═════ Supplied data

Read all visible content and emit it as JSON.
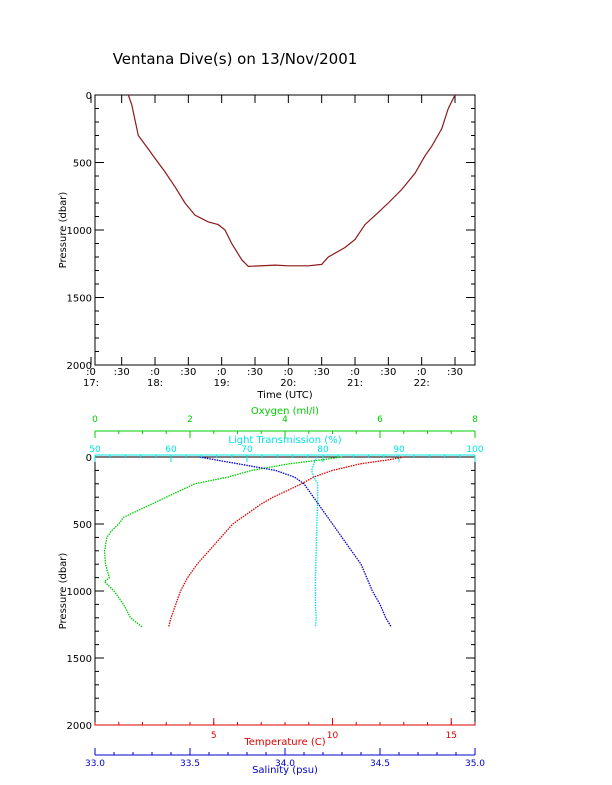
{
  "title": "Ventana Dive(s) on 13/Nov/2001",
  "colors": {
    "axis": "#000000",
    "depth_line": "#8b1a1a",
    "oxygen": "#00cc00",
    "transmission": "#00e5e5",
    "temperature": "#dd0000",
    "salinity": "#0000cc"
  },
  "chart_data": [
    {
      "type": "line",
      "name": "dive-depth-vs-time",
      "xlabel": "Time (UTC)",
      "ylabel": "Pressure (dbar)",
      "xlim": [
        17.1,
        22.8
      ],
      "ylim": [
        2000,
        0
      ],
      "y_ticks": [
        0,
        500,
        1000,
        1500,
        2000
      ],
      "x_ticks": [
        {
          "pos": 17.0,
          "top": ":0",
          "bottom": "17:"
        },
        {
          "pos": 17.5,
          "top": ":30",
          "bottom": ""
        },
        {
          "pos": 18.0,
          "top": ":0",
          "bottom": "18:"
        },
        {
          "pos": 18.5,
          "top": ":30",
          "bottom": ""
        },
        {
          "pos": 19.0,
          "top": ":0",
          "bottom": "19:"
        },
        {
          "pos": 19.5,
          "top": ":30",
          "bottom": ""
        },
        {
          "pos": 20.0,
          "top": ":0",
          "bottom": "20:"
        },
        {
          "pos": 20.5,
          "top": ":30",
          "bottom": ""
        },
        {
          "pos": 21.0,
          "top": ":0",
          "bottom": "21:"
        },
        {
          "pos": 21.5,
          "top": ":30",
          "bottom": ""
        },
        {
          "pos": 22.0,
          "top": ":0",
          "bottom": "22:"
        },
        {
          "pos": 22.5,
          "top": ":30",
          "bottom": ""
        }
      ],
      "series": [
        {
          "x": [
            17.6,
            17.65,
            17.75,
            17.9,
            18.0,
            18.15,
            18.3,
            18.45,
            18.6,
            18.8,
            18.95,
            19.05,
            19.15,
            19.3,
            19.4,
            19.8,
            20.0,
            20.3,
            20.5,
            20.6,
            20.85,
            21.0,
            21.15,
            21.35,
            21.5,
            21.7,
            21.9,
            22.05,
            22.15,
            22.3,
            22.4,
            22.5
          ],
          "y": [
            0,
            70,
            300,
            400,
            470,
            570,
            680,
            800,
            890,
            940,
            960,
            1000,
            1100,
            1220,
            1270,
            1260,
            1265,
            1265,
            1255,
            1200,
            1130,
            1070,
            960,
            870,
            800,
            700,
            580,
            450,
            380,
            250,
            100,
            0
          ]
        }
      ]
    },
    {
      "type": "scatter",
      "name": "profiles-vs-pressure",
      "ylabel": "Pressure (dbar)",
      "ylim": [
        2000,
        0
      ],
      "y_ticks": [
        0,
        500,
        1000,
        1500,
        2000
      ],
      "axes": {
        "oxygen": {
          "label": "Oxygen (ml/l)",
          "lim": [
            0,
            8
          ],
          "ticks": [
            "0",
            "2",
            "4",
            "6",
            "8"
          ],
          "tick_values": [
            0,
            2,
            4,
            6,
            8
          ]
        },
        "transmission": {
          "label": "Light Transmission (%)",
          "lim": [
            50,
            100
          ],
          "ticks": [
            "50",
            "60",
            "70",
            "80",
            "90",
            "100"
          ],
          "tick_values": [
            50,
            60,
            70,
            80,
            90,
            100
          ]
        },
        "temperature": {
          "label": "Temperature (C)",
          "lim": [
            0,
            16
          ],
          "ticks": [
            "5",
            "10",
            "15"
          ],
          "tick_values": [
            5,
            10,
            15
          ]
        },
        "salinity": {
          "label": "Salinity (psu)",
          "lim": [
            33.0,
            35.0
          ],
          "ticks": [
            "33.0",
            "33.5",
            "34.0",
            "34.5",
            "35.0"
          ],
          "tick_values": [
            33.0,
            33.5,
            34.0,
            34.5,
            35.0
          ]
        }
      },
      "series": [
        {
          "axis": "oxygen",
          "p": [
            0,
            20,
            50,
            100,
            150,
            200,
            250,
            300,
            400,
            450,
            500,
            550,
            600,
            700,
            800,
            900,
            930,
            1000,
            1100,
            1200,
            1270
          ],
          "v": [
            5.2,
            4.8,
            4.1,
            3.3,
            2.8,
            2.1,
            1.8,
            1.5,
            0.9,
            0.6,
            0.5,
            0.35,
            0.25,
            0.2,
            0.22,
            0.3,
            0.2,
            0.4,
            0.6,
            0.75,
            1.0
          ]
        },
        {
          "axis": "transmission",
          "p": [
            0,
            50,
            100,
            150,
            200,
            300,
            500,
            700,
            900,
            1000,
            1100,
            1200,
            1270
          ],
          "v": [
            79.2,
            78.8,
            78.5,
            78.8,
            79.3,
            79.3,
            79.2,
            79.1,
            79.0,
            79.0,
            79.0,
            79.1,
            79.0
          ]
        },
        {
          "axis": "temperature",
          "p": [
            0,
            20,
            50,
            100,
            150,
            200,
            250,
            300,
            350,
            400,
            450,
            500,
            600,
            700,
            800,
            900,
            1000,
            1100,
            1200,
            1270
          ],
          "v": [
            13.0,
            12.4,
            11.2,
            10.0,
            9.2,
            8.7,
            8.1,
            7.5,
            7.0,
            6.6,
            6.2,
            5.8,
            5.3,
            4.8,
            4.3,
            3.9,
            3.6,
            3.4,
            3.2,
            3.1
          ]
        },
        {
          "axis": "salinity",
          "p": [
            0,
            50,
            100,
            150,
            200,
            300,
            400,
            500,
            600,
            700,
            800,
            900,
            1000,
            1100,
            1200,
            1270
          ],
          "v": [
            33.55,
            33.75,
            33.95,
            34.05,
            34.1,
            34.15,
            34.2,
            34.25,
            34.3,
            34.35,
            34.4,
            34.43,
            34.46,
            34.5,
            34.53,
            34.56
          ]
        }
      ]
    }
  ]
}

══════════

## Set exercise
Give the material again exactly as it is, but keep the pictures out.

## Finished exercise
Read all visible content and emit it as JSON.
{
  "title": "Ventana Dive(s) on 13/Nov/2001",
  "colors": {
    "axis": "#000000",
    "depth_line": "#8b1a1a",
    "oxygen": "#00cc00",
    "transmission": "#00e5e5",
    "temperature": "#dd0000",
    "salinity": "#0000cc"
  },
  "chart_data": [
    {
      "type": "line",
      "name": "dive-depth-vs-time",
      "xlabel": "Time (UTC)",
      "ylabel": "Pressure (dbar)",
      "xlim": [
        17.1,
        22.8
      ],
      "ylim": [
        2000,
        0
      ],
      "y_ticks": [
        0,
        500,
        1000,
        1500,
        2000
      ],
      "x_ticks": [
        {
          "pos": 17.0,
          "top": ":0",
          "bottom": "17:"
        },
        {
          "pos": 17.5,
          "top": ":30",
          "bottom": ""
        },
        {
          "pos": 18.0,
          "top": ":0",
          "bottom": "18:"
        },
        {
          "pos": 18.5,
          "top": ":30",
          "bottom": ""
        },
        {
          "pos": 19.0,
          "top": ":0",
          "bottom": "19:"
        },
        {
          "pos": 19.5,
          "top": ":30",
          "bottom": ""
        },
        {
          "pos": 20.0,
          "top": ":0",
          "bottom": "20:"
        },
        {
          "pos": 20.5,
          "top": ":30",
          "bottom": ""
        },
        {
          "pos": 21.0,
          "top": ":0",
          "bottom": "21:"
        },
        {
          "pos": 21.5,
          "top": ":30",
          "bottom": ""
        },
        {
          "pos": 22.0,
          "top": ":0",
          "bottom": "22:"
        },
        {
          "pos": 22.5,
          "top": ":30",
          "bottom": ""
        }
      ],
      "series": [
        {
          "x": [
            17.6,
            17.65,
            17.75,
            17.9,
            18.0,
            18.15,
            18.3,
            18.45,
            18.6,
            18.8,
            18.95,
            19.05,
            19.15,
            19.3,
            19.4,
            19.8,
            20.0,
            20.3,
            20.5,
            20.6,
            20.85,
            21.0,
            21.15,
            21.35,
            21.5,
            21.7,
            21.9,
            22.05,
            22.15,
            22.3,
            22.4,
            22.5
          ],
          "y": [
            0,
            70,
            300,
            400,
            470,
            570,
            680,
            800,
            890,
            940,
            960,
            1000,
            1100,
            1220,
            1270,
            1260,
            1265,
            1265,
            1255,
            1200,
            1130,
            1070,
            960,
            870,
            800,
            700,
            580,
            450,
            380,
            250,
            100,
            0
          ]
        }
      ]
    },
    {
      "type": "scatter",
      "name": "profiles-vs-pressure",
      "ylabel": "Pressure (dbar)",
      "ylim": [
        2000,
        0
      ],
      "y_ticks": [
        0,
        500,
        1000,
        1500,
        2000
      ],
      "axes": {
        "oxygen": {
          "label": "Oxygen (ml/l)",
          "lim": [
            0,
            8
          ],
          "ticks": [
            "0",
            "2",
            "4",
            "6",
            "8"
          ],
          "tick_values": [
            0,
            2,
            4,
            6,
            8
          ]
        },
        "transmission": {
          "label": "Light Transmission (%)",
          "lim": [
            50,
            100
          ],
          "ticks": [
            "50",
            "60",
            "70",
            "80",
            "90",
            "100"
          ],
          "tick_values": [
            50,
            60,
            70,
            80,
            90,
            100
          ]
        },
        "temperature": {
          "label": "Temperature (C)",
          "lim": [
            0,
            16
          ],
          "ticks": [
            "5",
            "10",
            "15"
          ],
          "tick_values": [
            5,
            10,
            15
          ]
        },
        "salinity": {
          "label": "Salinity (psu)",
          "lim": [
            33.0,
            35.0
          ],
          "ticks": [
            "33.0",
            "33.5",
            "34.0",
            "34.5",
            "35.0"
          ],
          "tick_values": [
            33.0,
            33.5,
            34.0,
            34.5,
            35.0
          ]
        }
      },
      "series": [
        {
          "axis": "oxygen",
          "p": [
            0,
            20,
            50,
            100,
            150,
            200,
            250,
            300,
            400,
            450,
            500,
            550,
            600,
            700,
            800,
            900,
            930,
            1000,
            1100,
            1200,
            1270
          ],
          "v": [
            5.2,
            4.8,
            4.1,
            3.3,
            2.8,
            2.1,
            1.8,
            1.5,
            0.9,
            0.6,
            0.5,
            0.35,
            0.25,
            0.2,
            0.22,
            0.3,
            0.2,
            0.4,
            0.6,
            0.75,
            1.0
          ]
        },
        {
          "axis": "transmission",
          "p": [
            0,
            50,
            100,
            150,
            200,
            300,
            500,
            700,
            900,
            1000,
            1100,
            1200,
            1270
          ],
          "v": [
            79.2,
            78.8,
            78.5,
            78.8,
            79.3,
            79.3,
            79.2,
            79.1,
            79.0,
            79.0,
            79.0,
            79.1,
            79.0
          ]
        },
        {
          "axis": "temperature",
          "p": [
            0,
            20,
            50,
            100,
            150,
            200,
            250,
            300,
            350,
            400,
            450,
            500,
            600,
            700,
            800,
            900,
            1000,
            1100,
            1200,
            1270
          ],
          "v": [
            13.0,
            12.4,
            11.2,
            10.0,
            9.2,
            8.7,
            8.1,
            7.5,
            7.0,
            6.6,
            6.2,
            5.8,
            5.3,
            4.8,
            4.3,
            3.9,
            3.6,
            3.4,
            3.2,
            3.1
          ]
        },
        {
          "axis": "salinity",
          "p": [
            0,
            50,
            100,
            150,
            200,
            300,
            400,
            500,
            600,
            700,
            800,
            900,
            1000,
            1100,
            1200,
            1270
          ],
          "v": [
            33.55,
            33.75,
            33.95,
            34.05,
            34.1,
            34.15,
            34.2,
            34.25,
            34.3,
            34.35,
            34.4,
            34.43,
            34.46,
            34.5,
            34.53,
            34.56
          ]
        }
      ]
    }
  ]
}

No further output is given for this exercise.